## Written task
Find how many lines in the data below include the word "this", then write only that number.

## Entries provided
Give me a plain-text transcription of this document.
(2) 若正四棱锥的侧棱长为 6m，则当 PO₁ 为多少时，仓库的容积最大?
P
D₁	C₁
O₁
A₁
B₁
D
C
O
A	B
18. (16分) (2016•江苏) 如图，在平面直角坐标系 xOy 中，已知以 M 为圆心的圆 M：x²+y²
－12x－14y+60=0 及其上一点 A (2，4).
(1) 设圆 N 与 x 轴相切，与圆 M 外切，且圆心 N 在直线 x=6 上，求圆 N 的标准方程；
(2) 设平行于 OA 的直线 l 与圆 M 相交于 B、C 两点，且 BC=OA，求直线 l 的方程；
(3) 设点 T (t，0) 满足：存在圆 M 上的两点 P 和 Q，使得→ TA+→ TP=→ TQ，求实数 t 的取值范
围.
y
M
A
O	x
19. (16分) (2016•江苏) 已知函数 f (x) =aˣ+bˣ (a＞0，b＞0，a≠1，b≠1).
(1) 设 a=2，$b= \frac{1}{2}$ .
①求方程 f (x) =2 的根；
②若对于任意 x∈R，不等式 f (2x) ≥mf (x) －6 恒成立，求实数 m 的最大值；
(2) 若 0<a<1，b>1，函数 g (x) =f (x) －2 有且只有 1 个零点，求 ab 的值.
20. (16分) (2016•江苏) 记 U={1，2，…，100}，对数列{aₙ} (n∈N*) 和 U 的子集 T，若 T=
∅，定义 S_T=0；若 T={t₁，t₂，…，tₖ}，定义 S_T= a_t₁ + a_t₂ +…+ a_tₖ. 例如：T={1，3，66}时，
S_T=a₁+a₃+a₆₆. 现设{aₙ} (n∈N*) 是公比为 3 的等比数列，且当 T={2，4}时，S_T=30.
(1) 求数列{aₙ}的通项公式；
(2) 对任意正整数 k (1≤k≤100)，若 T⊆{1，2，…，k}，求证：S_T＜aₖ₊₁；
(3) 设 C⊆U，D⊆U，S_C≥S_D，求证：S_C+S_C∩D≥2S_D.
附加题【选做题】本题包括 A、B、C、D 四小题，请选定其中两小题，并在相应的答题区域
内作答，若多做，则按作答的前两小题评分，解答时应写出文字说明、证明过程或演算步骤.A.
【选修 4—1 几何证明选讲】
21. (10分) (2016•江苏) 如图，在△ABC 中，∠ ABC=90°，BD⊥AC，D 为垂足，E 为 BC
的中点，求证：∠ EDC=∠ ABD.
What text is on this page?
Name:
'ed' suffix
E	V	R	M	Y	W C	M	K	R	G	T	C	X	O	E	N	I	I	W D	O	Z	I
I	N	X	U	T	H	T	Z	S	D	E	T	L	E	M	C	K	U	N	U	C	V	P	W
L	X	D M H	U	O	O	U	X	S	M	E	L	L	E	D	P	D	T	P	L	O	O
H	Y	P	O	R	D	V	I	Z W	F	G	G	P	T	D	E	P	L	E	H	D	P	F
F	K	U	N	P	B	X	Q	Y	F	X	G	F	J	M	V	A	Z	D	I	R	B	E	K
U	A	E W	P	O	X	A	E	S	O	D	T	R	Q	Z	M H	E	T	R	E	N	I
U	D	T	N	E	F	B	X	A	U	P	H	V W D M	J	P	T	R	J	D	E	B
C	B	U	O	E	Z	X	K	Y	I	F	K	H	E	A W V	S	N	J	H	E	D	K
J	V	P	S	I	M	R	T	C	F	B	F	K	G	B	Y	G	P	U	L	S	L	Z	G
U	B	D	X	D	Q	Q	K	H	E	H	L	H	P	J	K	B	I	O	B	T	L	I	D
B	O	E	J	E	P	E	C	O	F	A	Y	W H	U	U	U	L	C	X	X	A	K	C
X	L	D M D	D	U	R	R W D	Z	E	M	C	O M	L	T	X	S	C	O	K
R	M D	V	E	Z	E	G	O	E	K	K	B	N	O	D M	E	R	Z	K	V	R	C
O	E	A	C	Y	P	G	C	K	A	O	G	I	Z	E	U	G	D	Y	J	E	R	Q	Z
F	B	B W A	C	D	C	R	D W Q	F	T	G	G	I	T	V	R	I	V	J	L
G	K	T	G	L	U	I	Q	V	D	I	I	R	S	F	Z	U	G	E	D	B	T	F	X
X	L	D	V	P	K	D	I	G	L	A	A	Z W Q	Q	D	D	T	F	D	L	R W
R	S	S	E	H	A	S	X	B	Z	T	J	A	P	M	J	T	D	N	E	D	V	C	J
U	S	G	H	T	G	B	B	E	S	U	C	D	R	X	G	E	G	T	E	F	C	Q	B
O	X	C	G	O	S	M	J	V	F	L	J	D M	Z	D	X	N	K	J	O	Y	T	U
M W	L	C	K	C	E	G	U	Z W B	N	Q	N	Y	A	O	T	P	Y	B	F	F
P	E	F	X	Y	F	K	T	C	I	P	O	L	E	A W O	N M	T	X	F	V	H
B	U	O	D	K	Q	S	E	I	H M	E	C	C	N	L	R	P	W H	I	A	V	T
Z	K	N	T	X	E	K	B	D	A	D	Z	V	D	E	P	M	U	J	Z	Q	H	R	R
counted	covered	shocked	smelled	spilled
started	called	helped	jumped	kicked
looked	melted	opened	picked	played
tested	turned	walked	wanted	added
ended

## Finished answer
2